* [Given task]:
Reproduce the data exactly.

(Items listed in a dataset)
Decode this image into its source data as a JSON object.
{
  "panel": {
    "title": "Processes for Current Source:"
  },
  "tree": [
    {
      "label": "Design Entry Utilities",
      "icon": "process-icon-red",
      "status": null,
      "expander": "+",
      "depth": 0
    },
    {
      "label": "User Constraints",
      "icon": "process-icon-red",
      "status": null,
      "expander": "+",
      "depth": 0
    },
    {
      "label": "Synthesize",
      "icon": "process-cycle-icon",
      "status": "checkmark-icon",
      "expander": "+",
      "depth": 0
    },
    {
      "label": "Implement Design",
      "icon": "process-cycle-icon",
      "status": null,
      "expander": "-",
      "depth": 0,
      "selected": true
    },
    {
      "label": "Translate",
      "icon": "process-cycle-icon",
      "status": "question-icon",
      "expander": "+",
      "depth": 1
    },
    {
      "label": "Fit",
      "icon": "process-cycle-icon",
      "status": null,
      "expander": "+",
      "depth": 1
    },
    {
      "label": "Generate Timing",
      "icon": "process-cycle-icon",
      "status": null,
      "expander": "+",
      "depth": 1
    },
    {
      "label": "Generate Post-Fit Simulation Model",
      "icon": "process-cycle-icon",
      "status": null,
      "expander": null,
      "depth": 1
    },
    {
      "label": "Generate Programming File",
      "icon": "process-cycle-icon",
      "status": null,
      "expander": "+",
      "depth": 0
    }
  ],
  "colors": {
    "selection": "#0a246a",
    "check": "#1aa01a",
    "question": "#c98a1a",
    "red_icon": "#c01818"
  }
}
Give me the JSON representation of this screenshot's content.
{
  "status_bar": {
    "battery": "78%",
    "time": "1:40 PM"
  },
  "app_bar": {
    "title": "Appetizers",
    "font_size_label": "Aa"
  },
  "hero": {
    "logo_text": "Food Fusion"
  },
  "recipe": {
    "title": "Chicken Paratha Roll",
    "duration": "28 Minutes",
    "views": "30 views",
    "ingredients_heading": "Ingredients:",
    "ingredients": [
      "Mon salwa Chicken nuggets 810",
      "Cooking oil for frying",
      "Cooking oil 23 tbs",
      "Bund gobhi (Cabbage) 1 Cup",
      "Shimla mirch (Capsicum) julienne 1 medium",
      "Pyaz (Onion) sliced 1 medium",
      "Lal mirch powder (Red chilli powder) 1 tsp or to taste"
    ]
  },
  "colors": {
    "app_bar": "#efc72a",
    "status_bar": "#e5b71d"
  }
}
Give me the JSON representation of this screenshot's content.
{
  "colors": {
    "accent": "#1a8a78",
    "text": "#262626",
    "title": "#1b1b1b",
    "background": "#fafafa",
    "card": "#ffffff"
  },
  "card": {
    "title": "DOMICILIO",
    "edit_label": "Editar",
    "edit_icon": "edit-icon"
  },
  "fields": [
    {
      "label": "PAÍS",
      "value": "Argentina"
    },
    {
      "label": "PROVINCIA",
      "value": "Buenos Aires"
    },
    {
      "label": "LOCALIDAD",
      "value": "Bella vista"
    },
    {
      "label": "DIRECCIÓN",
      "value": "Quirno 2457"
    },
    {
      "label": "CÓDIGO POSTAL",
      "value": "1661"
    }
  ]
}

* [Response to this task]:
Decode this image into its source data as a JSON object.
{
  "panel": {
    "title": "Processes for Current Source:"
  },
  "tree": [
    {
      "label": "Design Entry Utilities",
      "icon": "process-icon-red",
      "status": null,
      "expander": "+",
      "depth": 0
    },
    {
      "label": "User Constraints",
      "icon": "process-icon-red",
      "status": null,
      "expander": "+",
      "depth": 0
    },
    {
      "label": "Synthesize",
      "icon": "process-cycle-icon",
      "status": "checkmark-icon",
      "expander": "+",
      "depth": 0
    },
    {
      "label": "Implement Design",
      "icon": "process-cycle-icon",
      "status": null,
      "expander": "-",
      "depth": 0,
      "selected": true
    },
    {
      "label": "Translate",
      "icon": "process-cycle-icon",
      "status": "question-icon",
      "expander": "+",
      "depth": 1
    },
    {
      "label": "Fit",
      "icon": "process-cycle-icon",
      "status": null,
      "expander": "+",
      "depth": 1
    },
    {
      "label": "Generate Timing",
      "icon": "process-cycle-icon",
      "status": null,
      "expander": "+",
      "depth": 1
    },
    {
      "label": "Generate Post-Fit Simulation Model",
      "icon": "process-cycle-icon",
      "status": null,
      "expander": null,
      "depth": 1
    },
    {
      "label": "Generate Programming File",
      "icon": "process-cycle-icon",
      "status": null,
      "expander": "+",
      "depth": 0
    }
  ],
  "colors": {
    "selection": "#0a246a",
    "check": "#1aa01a",
    "question": "#c98a1a",
    "red_icon": "#c01818"
  }
}
Give me the JSON representation of this screenshot's content.
{
  "status_bar": {
    "battery": "78%",
    "time": "1:40 PM"
  },
  "app_bar": {
    "title": "Appetizers",
    "font_size_label": "Aa"
  },
  "hero": {
    "logo_text": "Food Fusion"
  },
  "recipe": {
    "title": "Chicken Paratha Roll",
    "duration": "28 Minutes",
    "views": "30 views",
    "ingredients_heading": "Ingredients:",
    "ingredients": [
      "Mon salwa Chicken nuggets 810",
      "Cooking oil for frying",
      "Cooking oil 23 tbs",
      "Bund gobhi (Cabbage) 1 Cup",
      "Shimla mirch (Capsicum) julienne 1 medium",
      "Pyaz (Onion) sliced 1 medium",
      "Lal mirch powder (Red chilli powder) 1 tsp or to taste"
    ]
  },
  "colors": {
    "app_bar": "#efc72a",
    "status_bar": "#e5b71d"
  }
}
Give me the JSON representation of this screenshot's content.
{
  "colors": {
    "accent": "#1a8a78",
    "text": "#262626",
    "title": "#1b1b1b",
    "background": "#fafafa",
    "card": "#ffffff"
  },
  "card": {
    "title": "DOMICILIO",
    "edit_label": "Editar",
    "edit_icon": "edit-icon"
  },
  "fields": [
    {
      "label": "PAÍS",
      "value": "Argentina"
    },
    {
      "label": "PROVINCIA",
      "value": "Buenos Aires"
    },
    {
      "label": "LOCALIDAD",
      "value": "Bella vista"
    },
    {
      "label": "DIRECCIÓN",
      "value": "Quirno 2457"
    },
    {
      "label": "CÓDIGO POSTAL",
      "value": "1661"
    }
  ]
}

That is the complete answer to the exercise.